-- START OF Data supplied --

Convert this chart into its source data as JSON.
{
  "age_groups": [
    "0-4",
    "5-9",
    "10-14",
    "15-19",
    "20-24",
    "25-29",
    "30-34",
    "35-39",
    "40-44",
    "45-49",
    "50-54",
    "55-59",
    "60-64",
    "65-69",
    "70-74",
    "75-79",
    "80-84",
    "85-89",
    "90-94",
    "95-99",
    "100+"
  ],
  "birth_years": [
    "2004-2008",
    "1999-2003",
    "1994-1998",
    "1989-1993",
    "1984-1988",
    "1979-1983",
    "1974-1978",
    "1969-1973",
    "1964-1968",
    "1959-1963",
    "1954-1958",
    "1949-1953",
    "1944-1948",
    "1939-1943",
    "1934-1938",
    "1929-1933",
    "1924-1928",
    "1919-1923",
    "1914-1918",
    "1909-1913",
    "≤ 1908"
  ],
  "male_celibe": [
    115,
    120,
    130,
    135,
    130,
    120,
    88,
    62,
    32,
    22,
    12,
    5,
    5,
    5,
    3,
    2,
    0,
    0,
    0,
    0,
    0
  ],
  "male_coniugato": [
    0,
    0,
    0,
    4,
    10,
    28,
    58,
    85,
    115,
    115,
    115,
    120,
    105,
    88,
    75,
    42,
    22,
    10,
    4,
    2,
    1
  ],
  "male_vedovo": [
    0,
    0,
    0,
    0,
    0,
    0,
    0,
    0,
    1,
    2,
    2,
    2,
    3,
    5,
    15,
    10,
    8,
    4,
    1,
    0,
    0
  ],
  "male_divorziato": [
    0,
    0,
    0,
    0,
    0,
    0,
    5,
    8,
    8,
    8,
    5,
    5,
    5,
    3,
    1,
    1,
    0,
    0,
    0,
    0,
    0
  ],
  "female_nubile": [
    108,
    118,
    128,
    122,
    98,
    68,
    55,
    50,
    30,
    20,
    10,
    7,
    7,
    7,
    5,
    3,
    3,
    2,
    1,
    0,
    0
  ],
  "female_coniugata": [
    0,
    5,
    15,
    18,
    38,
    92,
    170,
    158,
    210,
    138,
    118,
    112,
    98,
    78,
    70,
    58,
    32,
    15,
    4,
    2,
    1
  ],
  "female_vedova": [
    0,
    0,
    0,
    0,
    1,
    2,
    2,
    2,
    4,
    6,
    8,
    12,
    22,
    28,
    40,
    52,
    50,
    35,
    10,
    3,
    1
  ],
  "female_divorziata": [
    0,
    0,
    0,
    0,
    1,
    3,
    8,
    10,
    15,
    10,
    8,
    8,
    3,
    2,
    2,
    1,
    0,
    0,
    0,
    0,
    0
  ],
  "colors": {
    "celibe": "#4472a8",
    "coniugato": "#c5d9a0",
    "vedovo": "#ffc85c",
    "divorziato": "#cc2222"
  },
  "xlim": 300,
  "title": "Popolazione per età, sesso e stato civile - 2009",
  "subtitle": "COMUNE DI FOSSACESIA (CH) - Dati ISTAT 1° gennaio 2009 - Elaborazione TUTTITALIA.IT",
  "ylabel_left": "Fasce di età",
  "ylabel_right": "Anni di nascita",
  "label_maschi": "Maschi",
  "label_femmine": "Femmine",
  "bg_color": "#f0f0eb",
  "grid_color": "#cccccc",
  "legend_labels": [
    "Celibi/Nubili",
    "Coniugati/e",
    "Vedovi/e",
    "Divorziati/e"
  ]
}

-- END OF Data supplied --

**Your goal:** Give the entries once more, exactly as they appear.

**Exercise solution:**
Convert this chart into its source data as JSON.
{
  "age_groups": [
    "0-4",
    "5-9",
    "10-14",
    "15-19",
    "20-24",
    "25-29",
    "30-34",
    "35-39",
    "40-44",
    "45-49",
    "50-54",
    "55-59",
    "60-64",
    "65-69",
    "70-74",
    "75-79",
    "80-84",
    "85-89",
    "90-94",
    "95-99",
    "100+"
  ],
  "birth_years": [
    "2004-2008",
    "1999-2003",
    "1994-1998",
    "1989-1993",
    "1984-1988",
    "1979-1983",
    "1974-1978",
    "1969-1973",
    "1964-1968",
    "1959-1963",
    "1954-1958",
    "1949-1953",
    "1944-1948",
    "1939-1943",
    "1934-1938",
    "1929-1933",
    "1924-1928",
    "1919-1923",
    "1914-1918",
    "1909-1913",
    "≤ 1908"
  ],
  "male_celibe": [
    115,
    120,
    130,
    135,
    130,
    120,
    88,
    62,
    32,
    22,
    12,
    5,
    5,
    5,
    3,
    2,
    0,
    0,
    0,
    0,
    0
  ],
  "male_coniugato": [
    0,
    0,
    0,
    4,
    10,
    28,
    58,
    85,
    115,
    115,
    115,
    120,
    105,
    88,
    75,
    42,
    22,
    10,
    4,
    2,
    1
  ],
  "male_vedovo": [
    0,
    0,
    0,
    0,
    0,
    0,
    0,
    0,
    1,
    2,
    2,
    2,
    3,
    5,
    15,
    10,
    8,
    4,
    1,
    0,
    0
  ],
  "male_divorziato": [
    0,
    0,
    0,
    0,
    0,
    0,
    5,
    8,
    8,
    8,
    5,
    5,
    5,
    3,
    1,
    1,
    0,
    0,
    0,
    0,
    0
  ],
  "female_nubile": [
    108,
    118,
    128,
    122,
    98,
    68,
    55,
    50,
    30,
    20,
    10,
    7,
    7,
    7,
    5,
    3,
    3,
    2,
    1,
    0,
    0
  ],
  "female_coniugata": [
    0,
    5,
    15,
    18,
    38,
    92,
    170,
    158,
    210,
    138,
    118,
    112,
    98,
    78,
    70,
    58,
    32,
    15,
    4,
    2,
    1
  ],
  "female_vedova": [
    0,
    0,
    0,
    0,
    1,
    2,
    2,
    2,
    4,
    6,
    8,
    12,
    22,
    28,
    40,
    52,
    50,
    35,
    10,
    3,
    1
  ],
  "female_divorziata": [
    0,
    0,
    0,
    0,
    1,
    3,
    8,
    10,
    15,
    10,
    8,
    8,
    3,
    2,
    2,
    1,
    0,
    0,
    0,
    0,
    0
  ],
  "colors": {
    "celibe": "#4472a8",
    "coniugato": "#c5d9a0",
    "vedovo": "#ffc85c",
    "divorziato": "#cc2222"
  },
  "xlim": 300,
  "title": "Popolazione per età, sesso e stato civile - 2009",
  "subtitle": "COMUNE DI FOSSACESIA (CH) - Dati ISTAT 1° gennaio 2009 - Elaborazione TUTTITALIA.IT",
  "ylabel_left": "Fasce di età",
  "ylabel_right": "Anni di nascita",
  "label_maschi": "Maschi",
  "label_femmine": "Femmine",
  "bg_color": "#f0f0eb",
  "grid_color": "#cccccc",
  "legend_labels": [
    "Celibi/Nubili",
    "Coniugati/e",
    "Vedovi/e",
    "Divorziati/e"
  ]
}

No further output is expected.